## START DATASET

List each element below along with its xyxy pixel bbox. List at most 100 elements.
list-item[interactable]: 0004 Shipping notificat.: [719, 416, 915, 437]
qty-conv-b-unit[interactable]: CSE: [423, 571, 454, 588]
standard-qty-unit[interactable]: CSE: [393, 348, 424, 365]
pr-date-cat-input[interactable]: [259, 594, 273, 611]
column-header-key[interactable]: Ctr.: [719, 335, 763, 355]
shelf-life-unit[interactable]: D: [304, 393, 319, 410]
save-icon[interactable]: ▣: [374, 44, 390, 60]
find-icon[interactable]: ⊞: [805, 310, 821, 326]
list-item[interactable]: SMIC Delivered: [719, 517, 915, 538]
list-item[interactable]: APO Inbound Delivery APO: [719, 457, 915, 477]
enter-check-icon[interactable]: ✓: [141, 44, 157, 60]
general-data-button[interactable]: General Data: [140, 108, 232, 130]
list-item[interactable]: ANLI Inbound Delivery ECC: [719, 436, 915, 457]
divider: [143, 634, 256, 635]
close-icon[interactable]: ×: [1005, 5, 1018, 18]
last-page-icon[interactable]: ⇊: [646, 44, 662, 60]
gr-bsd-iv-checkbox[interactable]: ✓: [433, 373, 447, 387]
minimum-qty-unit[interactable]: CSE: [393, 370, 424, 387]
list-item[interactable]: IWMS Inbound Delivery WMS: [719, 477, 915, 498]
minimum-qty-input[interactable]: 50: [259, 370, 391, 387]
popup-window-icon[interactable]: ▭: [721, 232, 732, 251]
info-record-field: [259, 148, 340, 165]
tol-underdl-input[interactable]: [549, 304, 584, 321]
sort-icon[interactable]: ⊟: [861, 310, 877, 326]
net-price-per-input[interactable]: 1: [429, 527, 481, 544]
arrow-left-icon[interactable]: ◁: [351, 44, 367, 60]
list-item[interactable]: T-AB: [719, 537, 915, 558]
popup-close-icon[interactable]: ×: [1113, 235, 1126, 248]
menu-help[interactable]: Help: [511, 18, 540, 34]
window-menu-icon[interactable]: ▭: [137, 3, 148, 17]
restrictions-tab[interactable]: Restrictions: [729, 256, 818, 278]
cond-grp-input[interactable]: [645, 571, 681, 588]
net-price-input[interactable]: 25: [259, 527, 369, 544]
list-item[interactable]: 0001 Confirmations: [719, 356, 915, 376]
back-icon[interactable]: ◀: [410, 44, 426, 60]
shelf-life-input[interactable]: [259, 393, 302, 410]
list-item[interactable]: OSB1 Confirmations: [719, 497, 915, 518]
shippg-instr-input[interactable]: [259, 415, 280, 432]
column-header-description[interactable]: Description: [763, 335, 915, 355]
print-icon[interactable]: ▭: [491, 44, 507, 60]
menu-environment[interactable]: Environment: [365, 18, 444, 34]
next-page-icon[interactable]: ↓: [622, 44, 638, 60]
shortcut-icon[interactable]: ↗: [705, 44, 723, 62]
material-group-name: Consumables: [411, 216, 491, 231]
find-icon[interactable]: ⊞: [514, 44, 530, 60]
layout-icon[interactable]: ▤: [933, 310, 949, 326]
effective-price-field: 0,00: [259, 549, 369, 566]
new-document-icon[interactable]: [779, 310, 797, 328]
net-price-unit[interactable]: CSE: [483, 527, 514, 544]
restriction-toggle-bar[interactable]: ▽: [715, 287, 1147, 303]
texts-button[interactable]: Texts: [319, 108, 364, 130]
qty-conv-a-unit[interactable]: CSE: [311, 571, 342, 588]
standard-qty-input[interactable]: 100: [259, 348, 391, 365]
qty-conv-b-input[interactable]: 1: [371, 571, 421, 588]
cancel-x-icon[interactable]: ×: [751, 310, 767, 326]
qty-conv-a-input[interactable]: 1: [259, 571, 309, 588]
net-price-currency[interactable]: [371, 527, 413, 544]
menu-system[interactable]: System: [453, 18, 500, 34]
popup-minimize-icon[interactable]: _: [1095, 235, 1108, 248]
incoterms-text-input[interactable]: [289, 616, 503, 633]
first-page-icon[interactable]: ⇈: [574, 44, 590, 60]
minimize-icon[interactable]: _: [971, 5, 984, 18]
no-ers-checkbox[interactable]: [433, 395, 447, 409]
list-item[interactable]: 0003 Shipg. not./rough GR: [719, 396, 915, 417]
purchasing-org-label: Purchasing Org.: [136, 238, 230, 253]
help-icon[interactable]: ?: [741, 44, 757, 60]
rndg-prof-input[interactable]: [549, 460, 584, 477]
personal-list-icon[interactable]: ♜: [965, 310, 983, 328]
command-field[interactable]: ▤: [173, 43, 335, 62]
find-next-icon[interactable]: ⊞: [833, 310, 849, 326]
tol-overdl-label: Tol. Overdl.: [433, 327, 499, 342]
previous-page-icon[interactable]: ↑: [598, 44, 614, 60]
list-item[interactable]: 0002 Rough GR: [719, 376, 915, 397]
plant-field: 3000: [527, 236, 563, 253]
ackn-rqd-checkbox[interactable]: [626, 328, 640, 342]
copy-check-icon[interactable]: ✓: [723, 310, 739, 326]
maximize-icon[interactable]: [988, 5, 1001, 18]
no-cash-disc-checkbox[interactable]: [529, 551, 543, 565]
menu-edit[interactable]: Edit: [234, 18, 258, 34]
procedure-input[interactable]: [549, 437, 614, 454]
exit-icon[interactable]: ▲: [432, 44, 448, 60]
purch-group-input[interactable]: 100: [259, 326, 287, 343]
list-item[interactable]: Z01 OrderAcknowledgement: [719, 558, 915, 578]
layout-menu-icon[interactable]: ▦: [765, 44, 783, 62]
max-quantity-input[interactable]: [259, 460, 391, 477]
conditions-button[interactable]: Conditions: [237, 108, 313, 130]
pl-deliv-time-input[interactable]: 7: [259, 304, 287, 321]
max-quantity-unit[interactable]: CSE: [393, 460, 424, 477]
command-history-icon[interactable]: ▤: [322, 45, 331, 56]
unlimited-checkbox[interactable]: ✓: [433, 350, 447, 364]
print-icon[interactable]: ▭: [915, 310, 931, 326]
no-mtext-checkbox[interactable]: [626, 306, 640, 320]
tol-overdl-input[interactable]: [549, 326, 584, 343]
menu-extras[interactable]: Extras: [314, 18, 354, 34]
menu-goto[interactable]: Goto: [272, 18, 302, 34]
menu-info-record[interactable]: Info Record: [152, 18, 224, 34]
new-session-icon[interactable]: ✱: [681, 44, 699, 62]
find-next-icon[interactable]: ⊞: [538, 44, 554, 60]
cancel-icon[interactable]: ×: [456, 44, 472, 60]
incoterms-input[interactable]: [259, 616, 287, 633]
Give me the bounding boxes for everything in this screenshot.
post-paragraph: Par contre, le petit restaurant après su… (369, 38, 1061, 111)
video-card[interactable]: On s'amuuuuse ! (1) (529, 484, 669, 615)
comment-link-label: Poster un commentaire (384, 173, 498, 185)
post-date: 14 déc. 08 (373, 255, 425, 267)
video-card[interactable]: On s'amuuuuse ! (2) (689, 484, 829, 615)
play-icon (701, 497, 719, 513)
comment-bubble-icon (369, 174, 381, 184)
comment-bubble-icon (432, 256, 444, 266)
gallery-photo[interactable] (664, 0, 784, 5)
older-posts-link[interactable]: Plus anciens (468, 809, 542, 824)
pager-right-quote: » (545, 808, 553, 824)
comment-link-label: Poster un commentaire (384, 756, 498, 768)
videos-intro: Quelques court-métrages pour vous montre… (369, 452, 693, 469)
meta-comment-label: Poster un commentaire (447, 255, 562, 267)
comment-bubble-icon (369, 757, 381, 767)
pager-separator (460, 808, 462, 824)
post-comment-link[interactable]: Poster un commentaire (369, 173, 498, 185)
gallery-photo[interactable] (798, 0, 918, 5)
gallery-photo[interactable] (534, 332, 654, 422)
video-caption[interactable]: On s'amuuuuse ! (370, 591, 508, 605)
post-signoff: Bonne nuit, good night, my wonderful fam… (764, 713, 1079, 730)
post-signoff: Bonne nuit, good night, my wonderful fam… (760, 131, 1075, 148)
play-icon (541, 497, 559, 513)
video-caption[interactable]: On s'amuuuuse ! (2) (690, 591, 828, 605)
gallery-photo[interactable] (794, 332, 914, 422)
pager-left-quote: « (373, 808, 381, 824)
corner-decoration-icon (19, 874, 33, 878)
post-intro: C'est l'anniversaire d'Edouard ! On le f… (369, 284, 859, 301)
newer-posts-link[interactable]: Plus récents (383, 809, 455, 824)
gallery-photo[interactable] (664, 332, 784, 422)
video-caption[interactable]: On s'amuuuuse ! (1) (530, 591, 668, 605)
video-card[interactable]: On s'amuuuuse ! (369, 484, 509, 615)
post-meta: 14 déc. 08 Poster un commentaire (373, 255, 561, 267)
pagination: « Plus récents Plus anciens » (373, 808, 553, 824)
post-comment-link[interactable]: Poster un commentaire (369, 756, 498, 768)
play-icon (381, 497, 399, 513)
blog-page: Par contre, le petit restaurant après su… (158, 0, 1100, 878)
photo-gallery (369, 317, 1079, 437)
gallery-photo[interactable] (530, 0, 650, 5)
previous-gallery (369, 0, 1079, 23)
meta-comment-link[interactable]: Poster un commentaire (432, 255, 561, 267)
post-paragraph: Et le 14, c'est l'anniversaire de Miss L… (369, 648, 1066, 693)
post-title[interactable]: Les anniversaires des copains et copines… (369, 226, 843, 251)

## END DATASET

* SHORT EXERCISE *
Show every line of the records above that contains the string "après". Matching is case-sensitive.

* RESULT BELOW *
post-paragraph: Par contre, le petit restaurant après su… (369, 38, 1061, 111)
blog-page: Par contre, le petit restaurant après su… (158, 0, 1100, 878)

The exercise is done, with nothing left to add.